## WRITTEN EXERCISE
Entries follow. Set all of them down as they stand.
[start EXERCISE MATERIAL]
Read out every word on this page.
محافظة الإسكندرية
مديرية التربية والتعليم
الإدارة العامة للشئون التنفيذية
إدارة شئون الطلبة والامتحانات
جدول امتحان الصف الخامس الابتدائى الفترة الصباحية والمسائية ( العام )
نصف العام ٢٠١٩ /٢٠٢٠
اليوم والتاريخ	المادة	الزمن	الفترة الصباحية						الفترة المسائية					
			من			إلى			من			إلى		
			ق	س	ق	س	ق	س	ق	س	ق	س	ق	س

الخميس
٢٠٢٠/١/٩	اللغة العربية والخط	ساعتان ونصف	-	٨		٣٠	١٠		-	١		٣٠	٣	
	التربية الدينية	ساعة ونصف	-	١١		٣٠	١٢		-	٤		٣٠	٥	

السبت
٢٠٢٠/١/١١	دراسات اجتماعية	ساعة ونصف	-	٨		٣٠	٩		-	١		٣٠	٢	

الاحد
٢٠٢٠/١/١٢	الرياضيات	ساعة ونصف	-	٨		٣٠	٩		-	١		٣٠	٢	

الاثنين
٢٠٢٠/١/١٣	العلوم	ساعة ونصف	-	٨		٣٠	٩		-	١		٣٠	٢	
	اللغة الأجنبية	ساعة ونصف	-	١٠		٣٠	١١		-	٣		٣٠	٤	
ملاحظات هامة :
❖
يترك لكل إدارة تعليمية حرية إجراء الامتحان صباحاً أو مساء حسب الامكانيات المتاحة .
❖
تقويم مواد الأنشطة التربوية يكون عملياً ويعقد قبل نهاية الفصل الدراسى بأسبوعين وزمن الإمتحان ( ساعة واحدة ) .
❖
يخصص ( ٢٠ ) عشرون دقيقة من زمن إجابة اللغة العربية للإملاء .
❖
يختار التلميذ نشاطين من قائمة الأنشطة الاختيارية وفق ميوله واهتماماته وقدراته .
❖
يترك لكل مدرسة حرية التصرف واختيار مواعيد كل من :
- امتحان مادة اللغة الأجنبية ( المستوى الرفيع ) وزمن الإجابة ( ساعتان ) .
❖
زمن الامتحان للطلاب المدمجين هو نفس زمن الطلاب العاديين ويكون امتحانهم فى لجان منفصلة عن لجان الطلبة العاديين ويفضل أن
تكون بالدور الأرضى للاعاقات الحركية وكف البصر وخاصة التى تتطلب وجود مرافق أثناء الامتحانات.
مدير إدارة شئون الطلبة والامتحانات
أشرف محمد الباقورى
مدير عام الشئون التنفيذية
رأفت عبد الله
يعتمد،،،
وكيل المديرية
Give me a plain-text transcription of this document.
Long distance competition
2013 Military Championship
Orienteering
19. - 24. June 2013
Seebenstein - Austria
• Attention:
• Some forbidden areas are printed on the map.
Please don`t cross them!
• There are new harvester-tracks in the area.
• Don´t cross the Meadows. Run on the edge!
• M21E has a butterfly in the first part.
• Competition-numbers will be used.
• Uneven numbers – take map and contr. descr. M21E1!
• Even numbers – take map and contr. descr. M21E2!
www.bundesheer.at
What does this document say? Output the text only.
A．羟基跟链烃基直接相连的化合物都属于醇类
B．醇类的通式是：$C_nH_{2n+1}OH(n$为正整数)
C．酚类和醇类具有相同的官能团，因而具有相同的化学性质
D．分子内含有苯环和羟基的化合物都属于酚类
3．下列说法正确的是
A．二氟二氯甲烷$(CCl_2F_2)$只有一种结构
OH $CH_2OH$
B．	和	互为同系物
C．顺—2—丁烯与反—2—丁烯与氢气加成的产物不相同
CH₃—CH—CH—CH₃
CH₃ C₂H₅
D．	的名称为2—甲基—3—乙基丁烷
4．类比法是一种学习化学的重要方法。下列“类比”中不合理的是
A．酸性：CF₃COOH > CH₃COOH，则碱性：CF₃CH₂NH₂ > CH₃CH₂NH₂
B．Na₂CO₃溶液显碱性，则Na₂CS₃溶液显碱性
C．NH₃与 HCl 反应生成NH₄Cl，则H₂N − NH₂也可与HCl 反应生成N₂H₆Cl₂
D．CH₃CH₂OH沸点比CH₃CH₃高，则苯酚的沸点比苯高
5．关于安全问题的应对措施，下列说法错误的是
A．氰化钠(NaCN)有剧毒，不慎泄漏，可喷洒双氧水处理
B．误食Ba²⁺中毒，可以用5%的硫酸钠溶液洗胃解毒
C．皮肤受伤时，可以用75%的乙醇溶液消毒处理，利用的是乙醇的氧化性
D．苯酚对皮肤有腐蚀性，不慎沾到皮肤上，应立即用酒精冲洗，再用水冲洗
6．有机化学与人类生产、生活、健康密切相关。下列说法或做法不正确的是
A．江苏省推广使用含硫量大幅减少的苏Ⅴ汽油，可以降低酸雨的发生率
[end EXERCISE MATERIAL]
## SOLUTION TO THE EXERCISE
Read out every word on this page.
محافظة الإسكندرية
مديرية التربية والتعليم
الإدارة العامة للشئون التنفيذية
إدارة شئون الطلبة والامتحانات
جدول امتحان الصف الخامس الابتدائى الفترة الصباحية والمسائية ( العام )
نصف العام ٢٠١٩ /٢٠٢٠
اليوم والتاريخ	المادة	الزمن	الفترة الصباحية						الفترة المسائية					
			من			إلى			من			إلى		
			ق	س	ق	س	ق	س	ق	س	ق	س	ق	س

الخميس
٢٠٢٠/١/٩	اللغة العربية والخط	ساعتان ونصف	-	٨		٣٠	١٠		-	١		٣٠	٣	
	التربية الدينية	ساعة ونصف	-	١١		٣٠	١٢		-	٤		٣٠	٥	

السبت
٢٠٢٠/١/١١	دراسات اجتماعية	ساعة ونصف	-	٨		٣٠	٩		-	١		٣٠	٢	

الاحد
٢٠٢٠/١/١٢	الرياضيات	ساعة ونصف	-	٨		٣٠	٩		-	١		٣٠	٢	

الاثنين
٢٠٢٠/١/١٣	العلوم	ساعة ونصف	-	٨		٣٠	٩		-	١		٣٠	٢	
	اللغة الأجنبية	ساعة ونصف	-	١٠		٣٠	١١		-	٣		٣٠	٤	
ملاحظات هامة :
❖
يترك لكل إدارة تعليمية حرية إجراء الامتحان صباحاً أو مساء حسب الامكانيات المتاحة .
❖
تقويم مواد الأنشطة التربوية يكون عملياً ويعقد قبل نهاية الفصل الدراسى بأسبوعين وزمن الإمتحان ( ساعة واحدة ) .
❖
يخصص ( ٢٠ ) عشرون دقيقة من زمن إجابة اللغة العربية للإملاء .
❖
يختار التلميذ نشاطين من قائمة الأنشطة الاختيارية وفق ميوله واهتماماته وقدراته .
❖
يترك لكل مدرسة حرية التصرف واختيار مواعيد كل من :
- امتحان مادة اللغة الأجنبية ( المستوى الرفيع ) وزمن الإجابة ( ساعتان ) .
❖
زمن الامتحان للطلاب المدمجين هو نفس زمن الطلاب العاديين ويكون امتحانهم فى لجان منفصلة عن لجان الطلبة العاديين ويفضل أن
تكون بالدور الأرضى للاعاقات الحركية وكف البصر وخاصة التى تتطلب وجود مرافق أثناء الامتحانات.
مدير إدارة شئون الطلبة والامتحانات
أشرف محمد الباقورى
مدير عام الشئون التنفيذية
رأفت عبد الله
يعتمد،،،
وكيل المديرية
Give me a plain-text transcription of this document.
Long distance competition
2013 Military Championship
Orienteering
19. - 24. June 2013
Seebenstein - Austria
• Attention:
• Some forbidden areas are printed on the map.
Please don`t cross them!
• There are new harvester-tracks in the area.
• Don´t cross the Meadows. Run on the edge!
• M21E has a butterfly in the first part.
• Competition-numbers will be used.
• Uneven numbers – take map and contr. descr. M21E1!
• Even numbers – take map and contr. descr. M21E2!
www.bundesheer.at
What does this document say? Output the text only.
A．羟基跟链烃基直接相连的化合物都属于醇类
B．醇类的通式是：$C_nH_{2n+1}OH(n$为正整数)
C．酚类和醇类具有相同的官能团，因而具有相同的化学性质
D．分子内含有苯环和羟基的化合物都属于酚类
3．下列说法正确的是
A．二氟二氯甲烷$(CCl_2F_2)$只有一种结构
OH $CH_2OH$
B．	和	互为同系物
C．顺—2—丁烯与反—2—丁烯与氢气加成的产物不相同
CH₃—CH—CH—CH₃
CH₃ C₂H₅
D．	的名称为2—甲基—3—乙基丁烷
4．类比法是一种学习化学的重要方法。下列“类比”中不合理的是
A．酸性：CF₃COOH > CH₃COOH，则碱性：CF₃CH₂NH₂ > CH₃CH₂NH₂
B．Na₂CO₃溶液显碱性，则Na₂CS₃溶液显碱性
C．NH₃与 HCl 反应生成NH₄Cl，则H₂N − NH₂也可与HCl 反应生成N₂H₆Cl₂
D．CH₃CH₂OH沸点比CH₃CH₃高，则苯酚的沸点比苯高
5．关于安全问题的应对措施，下列说法错误的是
A．氰化钠(NaCN)有剧毒，不慎泄漏，可喷洒双氧水处理
B．误食Ba²⁺中毒，可以用5%的硫酸钠溶液洗胃解毒
C．皮肤受伤时，可以用75%的乙醇溶液消毒处理，利用的是乙醇的氧化性
D．苯酚对皮肤有腐蚀性，不慎沾到皮肤上，应立即用酒精冲洗，再用水冲洗
6．有机化学与人类生产、生活、健康密切相关。下列说法或做法不正确的是
A．江苏省推广使用含硫量大幅减少的苏Ⅴ汽油，可以降低酸雨的发生率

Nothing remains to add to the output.